* **What to work on**
Produce an exact copy of all the records.

* **Provided records**
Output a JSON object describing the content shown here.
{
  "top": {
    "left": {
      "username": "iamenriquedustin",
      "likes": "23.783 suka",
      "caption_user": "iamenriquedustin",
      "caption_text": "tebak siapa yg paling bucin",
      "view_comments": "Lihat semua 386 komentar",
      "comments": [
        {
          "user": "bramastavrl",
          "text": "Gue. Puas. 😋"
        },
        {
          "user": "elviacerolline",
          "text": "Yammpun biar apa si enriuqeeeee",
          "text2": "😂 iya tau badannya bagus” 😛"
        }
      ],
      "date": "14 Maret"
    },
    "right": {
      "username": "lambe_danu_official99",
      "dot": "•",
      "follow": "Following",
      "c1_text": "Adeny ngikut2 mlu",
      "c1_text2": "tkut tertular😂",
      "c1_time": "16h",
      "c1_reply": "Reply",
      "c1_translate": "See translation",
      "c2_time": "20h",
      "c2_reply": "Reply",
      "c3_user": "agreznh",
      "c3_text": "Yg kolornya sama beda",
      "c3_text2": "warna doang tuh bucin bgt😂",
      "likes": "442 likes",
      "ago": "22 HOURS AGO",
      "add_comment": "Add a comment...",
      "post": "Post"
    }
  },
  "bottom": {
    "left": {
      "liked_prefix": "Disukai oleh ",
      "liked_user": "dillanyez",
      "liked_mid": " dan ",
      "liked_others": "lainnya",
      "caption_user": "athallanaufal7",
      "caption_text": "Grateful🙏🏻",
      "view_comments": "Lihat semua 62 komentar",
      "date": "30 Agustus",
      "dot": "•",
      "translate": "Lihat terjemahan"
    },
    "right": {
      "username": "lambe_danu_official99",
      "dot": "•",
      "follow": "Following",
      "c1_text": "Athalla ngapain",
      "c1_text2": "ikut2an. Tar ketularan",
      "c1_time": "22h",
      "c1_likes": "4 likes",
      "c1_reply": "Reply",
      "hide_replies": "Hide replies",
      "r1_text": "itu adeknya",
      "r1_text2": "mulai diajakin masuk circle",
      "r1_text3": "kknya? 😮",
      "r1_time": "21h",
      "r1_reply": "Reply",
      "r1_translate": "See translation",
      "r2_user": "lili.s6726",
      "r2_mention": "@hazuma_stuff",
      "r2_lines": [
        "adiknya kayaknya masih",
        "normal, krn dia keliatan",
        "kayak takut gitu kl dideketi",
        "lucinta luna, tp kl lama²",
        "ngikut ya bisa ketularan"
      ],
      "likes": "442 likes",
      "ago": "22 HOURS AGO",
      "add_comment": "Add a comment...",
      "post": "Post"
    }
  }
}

* **Solution to this problem**
Output a JSON object describing the content shown here.
{
  "top": {
    "left": {
      "username": "iamenriquedustin",
      "likes": "23.783 suka",
      "caption_user": "iamenriquedustin",
      "caption_text": "tebak siapa yg paling bucin",
      "view_comments": "Lihat semua 386 komentar",
      "comments": [
        {
          "user": "bramastavrl",
          "text": "Gue. Puas. 😋"
        },
        {
          "user": "elviacerolline",
          "text": "Yammpun biar apa si enriuqeeeee",
          "text2": "😂 iya tau badannya bagus” 😛"
        }
      ],
      "date": "14 Maret"
    },
    "right": {
      "username": "lambe_danu_official99",
      "dot": "•",
      "follow": "Following",
      "c1_text": "Adeny ngikut2 mlu",
      "c1_text2": "tkut tertular😂",
      "c1_time": "16h",
      "c1_reply": "Reply",
      "c1_translate": "See translation",
      "c2_time": "20h",
      "c2_reply": "Reply",
      "c3_user": "agreznh",
      "c3_text": "Yg kolornya sama beda",
      "c3_text2": "warna doang tuh bucin bgt😂",
      "likes": "442 likes",
      "ago": "22 HOURS AGO",
      "add_comment": "Add a comment...",
      "post": "Post"
    }
  },
  "bottom": {
    "left": {
      "liked_prefix": "Disukai oleh ",
      "liked_user": "dillanyez",
      "liked_mid": " dan ",
      "liked_others": "lainnya",
      "caption_user": "athallanaufal7",
      "caption_text": "Grateful🙏🏻",
      "view_comments": "Lihat semua 62 komentar",
      "date": "30 Agustus",
      "dot": "•",
      "translate": "Lihat terjemahan"
    },
    "right": {
      "username": "lambe_danu_official99",
      "dot": "•",
      "follow": "Following",
      "c1_text": "Athalla ngapain",
      "c1_text2": "ikut2an. Tar ketularan",
      "c1_time": "22h",
      "c1_likes": "4 likes",
      "c1_reply": "Reply",
      "hide_replies": "Hide replies",
      "r1_text": "itu adeknya",
      "r1_text2": "mulai diajakin masuk circle",
      "r1_text3": "kknya? 😮",
      "r1_time": "21h",
      "r1_reply": "Reply",
      "r1_translate": "See translation",
      "r2_user": "lili.s6726",
      "r2_mention": "@hazuma_stuff",
      "r2_lines": [
        "adiknya kayaknya masih",
        "normal, krn dia keliatan",
        "kayak takut gitu kl dideketi",
        "lucinta luna, tp kl lama²",
        "ngikut ya bisa ketularan"
      ],
      "likes": "442 likes",
      "ago": "22 HOURS AGO",
      "add_comment": "Add a comment...",
      "post": "Post"
    }
  }
}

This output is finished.